Problem to work on ::
Pull every line holding the string "title" from the records below.

Material provided ::
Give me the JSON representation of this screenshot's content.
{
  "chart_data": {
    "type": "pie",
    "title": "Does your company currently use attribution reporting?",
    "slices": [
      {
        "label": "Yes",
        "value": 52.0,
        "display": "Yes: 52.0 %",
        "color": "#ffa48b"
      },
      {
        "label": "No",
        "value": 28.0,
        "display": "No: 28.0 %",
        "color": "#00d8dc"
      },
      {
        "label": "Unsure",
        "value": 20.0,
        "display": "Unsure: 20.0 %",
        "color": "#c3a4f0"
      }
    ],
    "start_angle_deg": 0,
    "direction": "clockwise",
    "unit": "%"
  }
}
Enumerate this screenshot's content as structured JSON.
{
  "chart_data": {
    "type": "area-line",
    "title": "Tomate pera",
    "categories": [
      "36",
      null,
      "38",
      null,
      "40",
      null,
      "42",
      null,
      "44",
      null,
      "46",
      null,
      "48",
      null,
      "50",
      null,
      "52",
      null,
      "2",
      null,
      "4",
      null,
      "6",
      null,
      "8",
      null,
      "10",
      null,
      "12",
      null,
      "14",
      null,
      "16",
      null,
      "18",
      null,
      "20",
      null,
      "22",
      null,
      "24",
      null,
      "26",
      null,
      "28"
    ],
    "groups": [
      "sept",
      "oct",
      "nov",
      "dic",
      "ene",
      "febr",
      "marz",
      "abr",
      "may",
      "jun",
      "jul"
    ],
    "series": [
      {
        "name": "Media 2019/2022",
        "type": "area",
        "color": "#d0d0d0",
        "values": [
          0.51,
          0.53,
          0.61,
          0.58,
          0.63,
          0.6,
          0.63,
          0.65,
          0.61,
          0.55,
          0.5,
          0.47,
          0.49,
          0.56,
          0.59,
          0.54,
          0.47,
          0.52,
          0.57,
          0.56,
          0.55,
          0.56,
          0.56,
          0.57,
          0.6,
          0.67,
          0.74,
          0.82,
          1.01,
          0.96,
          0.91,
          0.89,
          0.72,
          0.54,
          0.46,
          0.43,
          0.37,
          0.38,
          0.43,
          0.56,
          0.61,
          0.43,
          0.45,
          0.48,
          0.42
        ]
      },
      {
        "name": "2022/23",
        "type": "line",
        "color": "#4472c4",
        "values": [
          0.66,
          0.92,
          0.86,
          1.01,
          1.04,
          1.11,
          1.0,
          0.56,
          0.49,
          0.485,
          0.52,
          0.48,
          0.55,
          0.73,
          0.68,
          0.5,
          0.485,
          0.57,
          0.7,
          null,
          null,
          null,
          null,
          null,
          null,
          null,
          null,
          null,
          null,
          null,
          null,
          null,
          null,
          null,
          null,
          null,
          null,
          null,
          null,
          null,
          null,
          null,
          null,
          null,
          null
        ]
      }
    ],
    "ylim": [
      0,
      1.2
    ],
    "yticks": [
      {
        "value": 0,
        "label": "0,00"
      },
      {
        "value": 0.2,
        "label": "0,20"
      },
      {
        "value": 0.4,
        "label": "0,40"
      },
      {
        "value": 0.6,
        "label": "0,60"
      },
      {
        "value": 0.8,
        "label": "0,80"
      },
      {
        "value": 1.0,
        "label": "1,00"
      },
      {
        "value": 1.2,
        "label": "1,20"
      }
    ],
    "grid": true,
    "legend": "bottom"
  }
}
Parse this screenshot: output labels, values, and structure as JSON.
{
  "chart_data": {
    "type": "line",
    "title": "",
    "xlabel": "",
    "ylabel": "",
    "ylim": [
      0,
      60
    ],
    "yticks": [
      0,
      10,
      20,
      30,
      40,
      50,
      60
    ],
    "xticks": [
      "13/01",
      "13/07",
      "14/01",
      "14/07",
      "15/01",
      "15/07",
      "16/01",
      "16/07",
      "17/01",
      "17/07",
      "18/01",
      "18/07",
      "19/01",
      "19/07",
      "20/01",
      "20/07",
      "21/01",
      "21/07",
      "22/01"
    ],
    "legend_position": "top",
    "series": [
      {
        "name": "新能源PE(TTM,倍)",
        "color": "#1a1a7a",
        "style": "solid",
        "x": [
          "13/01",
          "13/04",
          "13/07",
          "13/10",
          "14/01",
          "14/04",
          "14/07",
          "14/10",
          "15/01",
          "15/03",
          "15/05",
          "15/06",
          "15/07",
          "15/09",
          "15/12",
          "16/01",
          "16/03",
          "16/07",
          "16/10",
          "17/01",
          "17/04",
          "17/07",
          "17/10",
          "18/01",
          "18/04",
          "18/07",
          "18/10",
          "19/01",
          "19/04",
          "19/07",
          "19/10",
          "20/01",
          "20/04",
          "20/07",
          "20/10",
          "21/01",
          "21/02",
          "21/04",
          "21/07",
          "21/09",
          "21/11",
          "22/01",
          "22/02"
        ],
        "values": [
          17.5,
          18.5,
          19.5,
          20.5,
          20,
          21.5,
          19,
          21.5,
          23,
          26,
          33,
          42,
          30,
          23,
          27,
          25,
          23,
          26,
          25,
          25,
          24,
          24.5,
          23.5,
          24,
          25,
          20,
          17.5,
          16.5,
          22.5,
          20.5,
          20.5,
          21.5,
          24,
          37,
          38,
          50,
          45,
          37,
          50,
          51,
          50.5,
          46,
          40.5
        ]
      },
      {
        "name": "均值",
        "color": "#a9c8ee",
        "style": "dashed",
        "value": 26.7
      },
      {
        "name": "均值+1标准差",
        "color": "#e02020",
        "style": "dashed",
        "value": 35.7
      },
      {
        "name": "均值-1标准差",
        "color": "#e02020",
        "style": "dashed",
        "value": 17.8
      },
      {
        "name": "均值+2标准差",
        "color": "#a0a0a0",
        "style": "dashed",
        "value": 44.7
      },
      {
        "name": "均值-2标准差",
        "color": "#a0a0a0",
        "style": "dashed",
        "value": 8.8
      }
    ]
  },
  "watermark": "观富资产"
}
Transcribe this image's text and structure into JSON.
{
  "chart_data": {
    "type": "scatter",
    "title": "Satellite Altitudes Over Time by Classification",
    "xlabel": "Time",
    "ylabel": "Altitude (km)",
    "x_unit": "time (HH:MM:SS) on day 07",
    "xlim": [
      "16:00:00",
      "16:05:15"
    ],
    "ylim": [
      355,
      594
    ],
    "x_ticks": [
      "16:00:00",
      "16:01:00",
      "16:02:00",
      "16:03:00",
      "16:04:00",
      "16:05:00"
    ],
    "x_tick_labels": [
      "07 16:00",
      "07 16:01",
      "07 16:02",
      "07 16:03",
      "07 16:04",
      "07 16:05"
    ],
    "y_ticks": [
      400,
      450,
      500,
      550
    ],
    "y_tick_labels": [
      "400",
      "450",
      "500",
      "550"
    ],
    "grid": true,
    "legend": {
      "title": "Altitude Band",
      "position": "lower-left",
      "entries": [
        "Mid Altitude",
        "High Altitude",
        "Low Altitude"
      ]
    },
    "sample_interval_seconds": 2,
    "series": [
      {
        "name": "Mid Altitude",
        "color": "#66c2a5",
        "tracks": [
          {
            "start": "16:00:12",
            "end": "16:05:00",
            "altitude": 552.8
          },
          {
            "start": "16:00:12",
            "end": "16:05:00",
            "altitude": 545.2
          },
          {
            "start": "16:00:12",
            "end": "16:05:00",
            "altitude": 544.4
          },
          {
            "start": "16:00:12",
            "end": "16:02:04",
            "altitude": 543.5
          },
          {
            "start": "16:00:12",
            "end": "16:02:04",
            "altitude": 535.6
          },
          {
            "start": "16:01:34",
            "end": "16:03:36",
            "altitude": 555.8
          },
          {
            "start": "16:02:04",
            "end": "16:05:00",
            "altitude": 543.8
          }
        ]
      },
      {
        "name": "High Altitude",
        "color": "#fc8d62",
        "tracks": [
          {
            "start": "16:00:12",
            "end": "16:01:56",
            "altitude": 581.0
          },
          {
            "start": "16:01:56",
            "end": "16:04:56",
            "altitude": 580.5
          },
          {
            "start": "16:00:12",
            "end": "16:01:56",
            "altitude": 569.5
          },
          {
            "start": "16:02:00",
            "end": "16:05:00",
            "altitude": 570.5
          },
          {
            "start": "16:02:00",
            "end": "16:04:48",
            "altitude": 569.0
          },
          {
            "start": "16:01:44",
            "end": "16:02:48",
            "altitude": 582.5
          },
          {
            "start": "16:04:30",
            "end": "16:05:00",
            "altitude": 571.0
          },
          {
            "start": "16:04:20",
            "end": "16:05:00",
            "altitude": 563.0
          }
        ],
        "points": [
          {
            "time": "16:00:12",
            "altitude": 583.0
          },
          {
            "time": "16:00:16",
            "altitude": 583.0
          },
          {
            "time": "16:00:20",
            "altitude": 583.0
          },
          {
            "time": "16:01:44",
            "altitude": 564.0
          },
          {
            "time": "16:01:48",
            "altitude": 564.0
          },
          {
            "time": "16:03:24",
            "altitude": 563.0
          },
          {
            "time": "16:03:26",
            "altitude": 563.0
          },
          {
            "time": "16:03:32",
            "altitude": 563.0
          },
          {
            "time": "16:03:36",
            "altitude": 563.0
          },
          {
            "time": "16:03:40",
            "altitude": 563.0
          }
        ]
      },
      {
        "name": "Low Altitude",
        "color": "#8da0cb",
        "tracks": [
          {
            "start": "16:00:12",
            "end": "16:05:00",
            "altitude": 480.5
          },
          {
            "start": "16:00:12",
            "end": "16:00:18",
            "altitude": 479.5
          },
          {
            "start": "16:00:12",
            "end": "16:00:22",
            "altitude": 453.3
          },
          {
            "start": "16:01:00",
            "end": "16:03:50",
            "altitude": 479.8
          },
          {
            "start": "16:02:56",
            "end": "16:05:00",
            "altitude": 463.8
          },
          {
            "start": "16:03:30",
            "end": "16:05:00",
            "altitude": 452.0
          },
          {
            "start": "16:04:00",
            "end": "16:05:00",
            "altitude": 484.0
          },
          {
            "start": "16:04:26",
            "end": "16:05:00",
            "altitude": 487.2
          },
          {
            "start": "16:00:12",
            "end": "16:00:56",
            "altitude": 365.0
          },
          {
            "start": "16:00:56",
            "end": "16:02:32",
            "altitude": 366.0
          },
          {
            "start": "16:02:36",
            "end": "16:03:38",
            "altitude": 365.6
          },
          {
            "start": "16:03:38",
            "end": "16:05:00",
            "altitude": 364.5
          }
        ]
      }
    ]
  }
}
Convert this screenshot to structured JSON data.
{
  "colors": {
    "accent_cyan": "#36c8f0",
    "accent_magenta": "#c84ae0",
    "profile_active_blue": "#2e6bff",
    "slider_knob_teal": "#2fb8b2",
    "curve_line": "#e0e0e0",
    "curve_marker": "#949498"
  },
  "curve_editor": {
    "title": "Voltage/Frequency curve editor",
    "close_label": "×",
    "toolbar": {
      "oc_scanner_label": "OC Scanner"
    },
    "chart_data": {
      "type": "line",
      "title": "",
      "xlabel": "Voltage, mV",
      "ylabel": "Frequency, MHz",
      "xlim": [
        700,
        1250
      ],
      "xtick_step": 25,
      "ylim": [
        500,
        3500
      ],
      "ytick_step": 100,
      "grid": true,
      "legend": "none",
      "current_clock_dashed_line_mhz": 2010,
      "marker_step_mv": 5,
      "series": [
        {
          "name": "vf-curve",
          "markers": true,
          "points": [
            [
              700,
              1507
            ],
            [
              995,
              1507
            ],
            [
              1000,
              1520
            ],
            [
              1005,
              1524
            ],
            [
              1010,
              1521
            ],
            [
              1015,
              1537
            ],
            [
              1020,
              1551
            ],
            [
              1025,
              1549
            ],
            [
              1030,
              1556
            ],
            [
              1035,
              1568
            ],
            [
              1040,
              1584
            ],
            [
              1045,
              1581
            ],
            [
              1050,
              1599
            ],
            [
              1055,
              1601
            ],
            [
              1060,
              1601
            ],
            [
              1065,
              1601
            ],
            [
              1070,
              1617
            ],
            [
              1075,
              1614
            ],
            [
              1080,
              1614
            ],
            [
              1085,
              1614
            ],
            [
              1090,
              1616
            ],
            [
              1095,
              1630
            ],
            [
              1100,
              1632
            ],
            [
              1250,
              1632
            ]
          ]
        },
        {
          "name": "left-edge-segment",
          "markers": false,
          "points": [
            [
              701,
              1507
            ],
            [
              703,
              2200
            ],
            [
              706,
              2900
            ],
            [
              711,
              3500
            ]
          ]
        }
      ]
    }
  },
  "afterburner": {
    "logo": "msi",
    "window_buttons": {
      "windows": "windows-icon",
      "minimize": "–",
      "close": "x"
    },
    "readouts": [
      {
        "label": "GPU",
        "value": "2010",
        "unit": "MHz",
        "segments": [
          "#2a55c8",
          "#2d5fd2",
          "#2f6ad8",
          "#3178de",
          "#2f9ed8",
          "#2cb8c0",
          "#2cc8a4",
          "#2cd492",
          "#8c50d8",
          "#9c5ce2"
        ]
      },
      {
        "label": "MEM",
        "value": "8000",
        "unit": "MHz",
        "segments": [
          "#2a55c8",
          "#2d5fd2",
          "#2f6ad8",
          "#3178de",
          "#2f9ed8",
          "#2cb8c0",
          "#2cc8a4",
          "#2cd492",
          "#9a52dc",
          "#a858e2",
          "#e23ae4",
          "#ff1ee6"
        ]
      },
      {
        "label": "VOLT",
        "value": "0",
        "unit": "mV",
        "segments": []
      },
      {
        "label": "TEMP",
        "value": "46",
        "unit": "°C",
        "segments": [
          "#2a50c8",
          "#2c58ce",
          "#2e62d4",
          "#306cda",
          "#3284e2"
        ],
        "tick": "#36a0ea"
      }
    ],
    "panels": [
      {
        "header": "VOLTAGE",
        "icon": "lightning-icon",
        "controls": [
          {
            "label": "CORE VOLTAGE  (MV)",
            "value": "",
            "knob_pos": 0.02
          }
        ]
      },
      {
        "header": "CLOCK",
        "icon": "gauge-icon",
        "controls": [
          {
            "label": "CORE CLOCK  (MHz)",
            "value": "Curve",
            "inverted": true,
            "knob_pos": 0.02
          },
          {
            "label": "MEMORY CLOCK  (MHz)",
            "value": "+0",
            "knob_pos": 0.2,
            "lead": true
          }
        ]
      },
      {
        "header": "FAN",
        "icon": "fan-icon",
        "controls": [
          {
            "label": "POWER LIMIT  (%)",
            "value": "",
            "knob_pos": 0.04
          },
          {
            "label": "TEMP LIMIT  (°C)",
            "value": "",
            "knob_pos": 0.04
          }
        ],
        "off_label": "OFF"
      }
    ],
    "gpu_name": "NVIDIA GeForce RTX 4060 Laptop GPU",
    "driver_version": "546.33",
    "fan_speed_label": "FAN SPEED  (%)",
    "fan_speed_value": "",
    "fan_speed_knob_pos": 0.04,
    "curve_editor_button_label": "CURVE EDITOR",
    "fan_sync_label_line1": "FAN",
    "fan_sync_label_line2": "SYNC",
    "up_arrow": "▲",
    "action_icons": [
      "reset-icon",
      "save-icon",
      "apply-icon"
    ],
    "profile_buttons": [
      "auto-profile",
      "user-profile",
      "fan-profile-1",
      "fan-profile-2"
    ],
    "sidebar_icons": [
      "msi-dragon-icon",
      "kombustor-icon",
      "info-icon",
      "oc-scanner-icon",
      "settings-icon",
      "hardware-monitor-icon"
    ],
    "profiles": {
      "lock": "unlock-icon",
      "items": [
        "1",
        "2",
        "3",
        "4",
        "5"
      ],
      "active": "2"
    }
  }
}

Complete answer ::
    "title": "Does your company currently use attribution reporting?",
    "title": "Tomate pera",
    "title": "",
    "title": "Satellite Altitudes Over Time by Classification",
      "title": "Altitude Band",
    "title": "Voltage/Frequency curve editor",
      "title": "",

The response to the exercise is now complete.